(Saved data entries)
** Start **

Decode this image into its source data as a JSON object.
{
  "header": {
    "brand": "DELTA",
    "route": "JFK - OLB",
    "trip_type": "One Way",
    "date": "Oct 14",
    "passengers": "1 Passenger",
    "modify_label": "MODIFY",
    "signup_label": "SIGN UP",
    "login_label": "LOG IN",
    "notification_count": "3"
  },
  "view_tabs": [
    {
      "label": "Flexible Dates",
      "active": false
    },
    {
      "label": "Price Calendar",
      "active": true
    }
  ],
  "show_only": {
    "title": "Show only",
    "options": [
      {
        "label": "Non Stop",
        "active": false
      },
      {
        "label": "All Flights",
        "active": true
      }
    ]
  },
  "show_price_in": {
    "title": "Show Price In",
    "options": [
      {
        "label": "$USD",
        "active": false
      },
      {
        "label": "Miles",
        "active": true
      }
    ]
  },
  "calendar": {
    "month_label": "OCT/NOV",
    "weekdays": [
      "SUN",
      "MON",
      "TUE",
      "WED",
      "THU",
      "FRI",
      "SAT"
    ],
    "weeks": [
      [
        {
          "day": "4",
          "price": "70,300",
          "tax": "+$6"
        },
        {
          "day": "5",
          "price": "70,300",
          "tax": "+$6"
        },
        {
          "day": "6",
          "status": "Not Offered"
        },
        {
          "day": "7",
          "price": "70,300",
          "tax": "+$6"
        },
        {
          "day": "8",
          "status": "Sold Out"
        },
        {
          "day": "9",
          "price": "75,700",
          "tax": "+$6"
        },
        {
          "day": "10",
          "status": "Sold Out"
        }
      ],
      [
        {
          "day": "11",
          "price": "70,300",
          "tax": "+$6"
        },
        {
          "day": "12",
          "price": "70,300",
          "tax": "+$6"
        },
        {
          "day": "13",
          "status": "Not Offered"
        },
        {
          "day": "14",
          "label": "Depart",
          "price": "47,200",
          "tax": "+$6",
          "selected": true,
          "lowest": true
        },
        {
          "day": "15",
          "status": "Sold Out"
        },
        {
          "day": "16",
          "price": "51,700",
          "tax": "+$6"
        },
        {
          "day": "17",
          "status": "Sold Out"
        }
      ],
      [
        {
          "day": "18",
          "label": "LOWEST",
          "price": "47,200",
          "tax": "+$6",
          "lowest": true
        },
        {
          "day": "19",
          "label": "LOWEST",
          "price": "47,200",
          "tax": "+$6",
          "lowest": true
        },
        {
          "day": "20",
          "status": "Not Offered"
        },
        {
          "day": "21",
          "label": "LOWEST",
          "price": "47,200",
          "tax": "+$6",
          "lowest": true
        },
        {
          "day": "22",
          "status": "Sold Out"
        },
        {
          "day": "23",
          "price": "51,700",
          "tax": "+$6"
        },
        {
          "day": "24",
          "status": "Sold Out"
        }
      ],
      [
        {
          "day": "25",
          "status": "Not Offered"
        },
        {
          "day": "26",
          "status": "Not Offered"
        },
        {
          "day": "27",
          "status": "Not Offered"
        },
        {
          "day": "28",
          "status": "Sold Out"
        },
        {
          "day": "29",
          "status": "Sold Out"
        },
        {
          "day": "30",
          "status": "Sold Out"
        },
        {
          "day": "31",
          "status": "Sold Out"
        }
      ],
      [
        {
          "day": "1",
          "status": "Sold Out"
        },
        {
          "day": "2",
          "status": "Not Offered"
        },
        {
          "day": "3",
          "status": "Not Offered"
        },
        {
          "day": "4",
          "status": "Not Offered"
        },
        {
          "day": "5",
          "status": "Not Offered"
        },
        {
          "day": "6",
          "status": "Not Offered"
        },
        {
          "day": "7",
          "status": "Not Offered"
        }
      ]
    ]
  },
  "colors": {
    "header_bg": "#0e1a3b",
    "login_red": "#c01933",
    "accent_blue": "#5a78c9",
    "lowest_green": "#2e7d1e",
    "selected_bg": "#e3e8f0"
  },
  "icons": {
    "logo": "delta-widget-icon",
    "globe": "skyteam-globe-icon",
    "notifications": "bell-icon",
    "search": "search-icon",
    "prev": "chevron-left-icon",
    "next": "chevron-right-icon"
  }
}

** End **
** Start **

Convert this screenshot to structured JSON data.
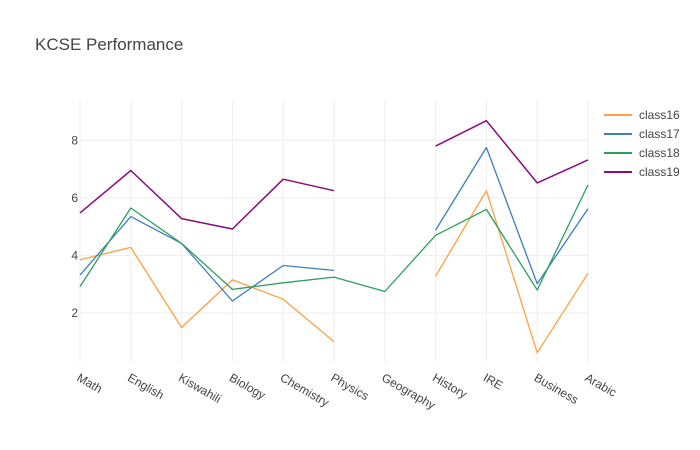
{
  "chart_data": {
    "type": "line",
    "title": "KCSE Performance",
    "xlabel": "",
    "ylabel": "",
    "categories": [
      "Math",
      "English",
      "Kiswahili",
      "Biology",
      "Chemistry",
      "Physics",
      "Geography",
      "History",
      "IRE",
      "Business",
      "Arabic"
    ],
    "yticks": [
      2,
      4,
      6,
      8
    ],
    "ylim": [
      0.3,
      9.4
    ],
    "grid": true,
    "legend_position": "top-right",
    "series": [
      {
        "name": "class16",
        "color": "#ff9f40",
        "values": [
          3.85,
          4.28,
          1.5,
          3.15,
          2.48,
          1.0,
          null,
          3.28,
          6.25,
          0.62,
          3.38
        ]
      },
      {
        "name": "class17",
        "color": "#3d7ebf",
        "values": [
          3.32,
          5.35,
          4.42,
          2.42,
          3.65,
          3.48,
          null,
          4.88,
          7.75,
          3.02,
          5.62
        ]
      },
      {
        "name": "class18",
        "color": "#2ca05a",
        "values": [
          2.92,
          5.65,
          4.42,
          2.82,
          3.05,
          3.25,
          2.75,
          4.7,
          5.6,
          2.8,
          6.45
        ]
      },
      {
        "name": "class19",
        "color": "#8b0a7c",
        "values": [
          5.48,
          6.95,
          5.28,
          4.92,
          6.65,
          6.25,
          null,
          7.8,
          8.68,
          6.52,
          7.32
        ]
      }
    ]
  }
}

** End **

_To do_:
Note each line of the entries that has "this" in it, and copy those lines.

_Written response_:
Decode this image into its source data as a JSON object.
Convert this screenshot to structured JSON data.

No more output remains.